CHALLENGE - Copy every line of the records below word for word, leaving out the pictures.

━━━━━ RECORDS PROVIDED

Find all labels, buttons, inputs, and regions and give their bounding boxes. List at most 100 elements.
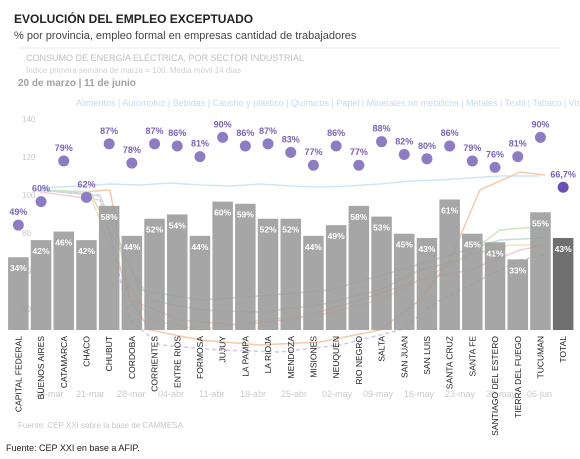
bar <box>189 235 211 330</box>
x-tick-label: TIERRA DEL FUEGO <box>513 336 523 418</box>
dot-label: 82% <box>395 137 413 147</box>
dot-label: 62% <box>77 179 95 189</box>
bar <box>212 201 233 330</box>
bar <box>280 218 301 330</box>
bg-x-ticks: 14-mar 21-mar 28-mar 04-abr 11-abr 18-abr 25-a… <box>35 389 552 399</box>
x-tick-label: TOTAL <box>558 336 568 363</box>
bg-x-tick: 16-may <box>404 389 435 399</box>
bg-y-tick: 80 <box>22 229 31 238</box>
bar-label: 54% <box>169 220 186 230</box>
dot-label: 81% <box>509 139 527 149</box>
x-tick-label: JUJUY <box>218 336 228 363</box>
bar <box>30 240 52 330</box>
bar-label: 43% <box>555 244 572 254</box>
dot <box>285 146 297 158</box>
bg-x-tick: 28-mar <box>117 389 146 399</box>
bar-label: 42% <box>33 246 50 256</box>
bar-label: 45% <box>396 240 413 250</box>
x-tick-label: SANTIAGO DEL ESTERO <box>490 336 500 436</box>
bar-label: 55% <box>532 218 549 228</box>
x-tick-label: SAN LUIS <box>422 336 432 375</box>
bar-label: 60% <box>214 208 231 218</box>
bg-note: Índice primera semana de marzo = 100. Me… <box>26 66 241 75</box>
x-tick-label: CHUBUT <box>104 336 114 371</box>
dot-label: 86% <box>236 128 254 138</box>
dot <box>330 140 342 152</box>
dot <box>171 140 183 152</box>
dot-label: 86% <box>327 128 345 138</box>
dot-label: 90% <box>531 119 549 129</box>
dot <box>12 219 24 231</box>
x-tick-label: CHACO <box>81 336 91 367</box>
dot <box>557 181 569 193</box>
dot-label: 79% <box>55 143 73 153</box>
x-tick-label: NEUQUEN <box>331 336 341 379</box>
bg-x-tick: 18-abr <box>240 389 266 399</box>
bar-label: 44% <box>123 242 140 252</box>
dot <box>239 140 251 152</box>
bar <box>8 257 29 330</box>
dot <box>466 155 478 167</box>
dot <box>307 159 319 171</box>
dot-label: 77% <box>304 147 322 157</box>
bg-x-tick: 06-jun <box>527 389 552 399</box>
dot <box>421 153 433 165</box>
bar-label: 42% <box>78 246 95 256</box>
bar <box>552 237 574 330</box>
bar-label: 61% <box>441 205 458 215</box>
chart-subtitle: % por provincia, empleo formal en empres… <box>14 30 357 42</box>
bar-label: 45% <box>464 240 481 250</box>
dot-label: 88% <box>373 124 391 134</box>
bg-x-tick: 09-may <box>363 389 394 399</box>
dot <box>376 136 388 148</box>
bg-x-tick: 14-mar <box>35 389 64 399</box>
bar <box>462 233 483 330</box>
bar-label: 49% <box>328 231 345 241</box>
bar <box>144 218 165 330</box>
bg-line-5 <box>39 189 546 353</box>
bg-x-tick: 21-mar <box>76 389 105 399</box>
bar <box>416 237 438 330</box>
dot-label: 87% <box>100 126 118 136</box>
bg-source: Fuente: CEP XXI sobre la base de CAMMESA… <box>18 421 185 430</box>
x-tick-label: CORRIENTES <box>150 336 160 392</box>
dot-label: 87% <box>146 126 164 136</box>
bg-legend: Alimentos | Automotriz | Bebidas | Cauch… <box>76 98 580 108</box>
dot <box>398 149 410 161</box>
dot <box>58 155 70 167</box>
bar <box>325 225 347 330</box>
bar <box>394 233 415 330</box>
bg-title: CONSUMO DE ENERGÍA ELÉCTRICA, POR SECTOR… <box>26 53 304 63</box>
bar <box>167 214 188 330</box>
bar-label: 52% <box>260 225 277 235</box>
bar <box>121 235 143 330</box>
x-tick-label: TUCUMAN <box>535 336 545 379</box>
x-tick-label: ENTRE RIOS <box>172 336 182 388</box>
bar <box>303 235 324 330</box>
chart-title: EVOLUCIÓN DEL EMPLEO EXCEPTUADO <box>14 12 254 26</box>
dot-label: 81% <box>191 139 209 149</box>
dot <box>149 138 161 150</box>
bar-label: 46% <box>55 238 72 248</box>
bar-label: 58% <box>350 212 367 222</box>
bg-date-range: 20 de marzo | 11 de junio <box>18 78 136 89</box>
dot-label: 60% <box>32 184 50 194</box>
dot <box>512 151 524 163</box>
x-tick-label: SANTA FE <box>467 336 477 377</box>
dot <box>126 157 138 169</box>
bar <box>257 218 279 330</box>
bg-x-tick: 25-abr <box>281 389 307 399</box>
bg-x-tick: 30-may <box>486 389 517 399</box>
dot <box>444 140 456 152</box>
x-tick-label: MISIONES <box>308 336 318 378</box>
x-tick-label: FORMOSA <box>195 336 205 379</box>
x-tick-label: SALTA <box>377 336 387 362</box>
bg-y-tick: 100 <box>22 191 36 200</box>
dot-label: 79% <box>463 143 481 153</box>
dot <box>80 191 92 203</box>
bar <box>530 212 551 330</box>
x-tick-label: CORDOBA <box>127 336 137 379</box>
bg-x-tick: 02-may <box>322 389 353 399</box>
dot-label: 66,7% <box>550 169 576 179</box>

━━━━━━━━━━

THE COMPLETED TASK -
Find all labels, buttons, inputs, and regions and give their bounding boxes. List at most 100 elements.
bar <box>189 235 211 330</box>
x-tick-label: TIERRA DEL FUEGO <box>513 336 523 418</box>
dot-label: 82% <box>395 137 413 147</box>
dot-label: 62% <box>77 179 95 189</box>
bar <box>212 201 233 330</box>
bar <box>280 218 301 330</box>
bg-x-ticks: 14-mar 21-mar 28-mar 04-abr 11-abr 18-abr 25-a… <box>35 389 552 399</box>
x-tick-label: TOTAL <box>558 336 568 363</box>
bg-x-tick: 16-may <box>404 389 435 399</box>
bg-y-tick: 80 <box>22 229 31 238</box>
bar-label: 54% <box>169 220 186 230</box>
dot-label: 81% <box>509 139 527 149</box>
x-tick-label: JUJUY <box>218 336 228 363</box>
bar <box>30 240 52 330</box>
bar-label: 43% <box>555 244 572 254</box>
dot <box>285 146 297 158</box>
bg-x-tick: 28-mar <box>117 389 146 399</box>
bar-label: 42% <box>33 246 50 256</box>
bar-label: 45% <box>396 240 413 250</box>
x-tick-label: SANTIAGO DEL ESTERO <box>490 336 500 436</box>
bar-label: 55% <box>532 218 549 228</box>
x-tick-label: SAN LUIS <box>422 336 432 375</box>
bar-label: 60% <box>214 208 231 218</box>
bg-note: Índice primera semana de marzo = 100. Me… <box>26 66 241 75</box>
x-tick-label: CHUBUT <box>104 336 114 371</box>
dot-label: 86% <box>236 128 254 138</box>
dot <box>330 140 342 152</box>
dot <box>171 140 183 152</box>
dot-label: 86% <box>327 128 345 138</box>
dot-label: 90% <box>531 119 549 129</box>
dot <box>12 219 24 231</box>
x-tick-label: CHACO <box>81 336 91 367</box>
dot <box>557 181 569 193</box>
dot-label: 79% <box>55 143 73 153</box>
x-tick-label: NEUQUEN <box>331 336 341 379</box>
bg-x-tick: 18-abr <box>240 389 266 399</box>
bar-label: 44% <box>123 242 140 252</box>
dot <box>239 140 251 152</box>
bar <box>8 257 29 330</box>
dot <box>466 155 478 167</box>
dot <box>307 159 319 171</box>
dot-label: 77% <box>304 147 322 157</box>
bg-x-tick: 06-jun <box>527 389 552 399</box>
dot <box>421 153 433 165</box>
bar-label: 42% <box>78 246 95 256</box>
bar <box>552 237 574 330</box>
bar-label: 61% <box>441 205 458 215</box>
chart-subtitle: % por provincia, empleo formal en empres… <box>14 30 357 42</box>
bar-label: 45% <box>464 240 481 250</box>
dot-label: 88% <box>373 124 391 134</box>
bg-x-tick: 09-may <box>363 389 394 399</box>
dot <box>376 136 388 148</box>
bg-x-tick: 14-mar <box>35 389 64 399</box>
bar <box>462 233 483 330</box>
bar-label: 49% <box>328 231 345 241</box>
bar <box>144 218 165 330</box>
bg-line-5 <box>39 189 546 353</box>
bg-x-tick: 21-mar <box>76 389 105 399</box>
bar <box>416 237 438 330</box>
dot-label: 87% <box>100 126 118 136</box>
bg-source: Fuente: CEP XXI sobre la base de CAMMESA… <box>18 421 185 430</box>
x-tick-label: CORRIENTES <box>150 336 160 392</box>
dot-label: 87% <box>146 126 164 136</box>
bg-legend: Alimentos | Automotriz | Bebidas | Cauch… <box>76 98 580 108</box>
dot <box>398 149 410 161</box>
dot <box>58 155 70 167</box>
bar <box>325 225 347 330</box>
bar <box>394 233 415 330</box>
bg-title: CONSUMO DE ENERGÍA ELÉCTRICA, POR SECTOR… <box>26 53 304 63</box>
bar <box>167 214 188 330</box>
bar-label: 52% <box>260 225 277 235</box>
bar <box>121 235 143 330</box>
x-tick-label: TUCUMAN <box>535 336 545 379</box>
x-tick-label: ENTRE RIOS <box>172 336 182 388</box>
bar <box>303 235 324 330</box>
chart-title: EVOLUCIÓN DEL EMPLEO EXCEPTUADO <box>14 12 254 26</box>
dot-label: 81% <box>191 139 209 149</box>
dot <box>149 138 161 150</box>
bar-label: 46% <box>55 238 72 248</box>
bar-label: 58% <box>350 212 367 222</box>
bg-date-range: 20 de marzo | 11 de junio <box>18 78 136 89</box>
dot-label: 60% <box>32 184 50 194</box>
dot <box>512 151 524 163</box>
x-tick-label: SANTA FE <box>467 336 477 377</box>
dot <box>126 157 138 169</box>
bar <box>257 218 279 330</box>
bg-x-tick: 25-abr <box>281 389 307 399</box>
bg-x-tick: 30-may <box>486 389 517 399</box>
dot <box>444 140 456 152</box>
x-tick-label: MISIONES <box>308 336 318 378</box>
x-tick-label: FORMOSA <box>195 336 205 379</box>
x-tick-label: SALTA <box>377 336 387 362</box>
bg-y-tick: 100 <box>22 191 36 200</box>
dot-label: 79% <box>463 143 481 153</box>
dot <box>80 191 92 203</box>
bar <box>530 212 551 330</box>
x-tick-label: CORDOBA <box>127 336 137 379</box>
bg-x-tick: 02-may <box>322 389 353 399</box>
dot-label: 66,7% <box>550 169 576 179</box>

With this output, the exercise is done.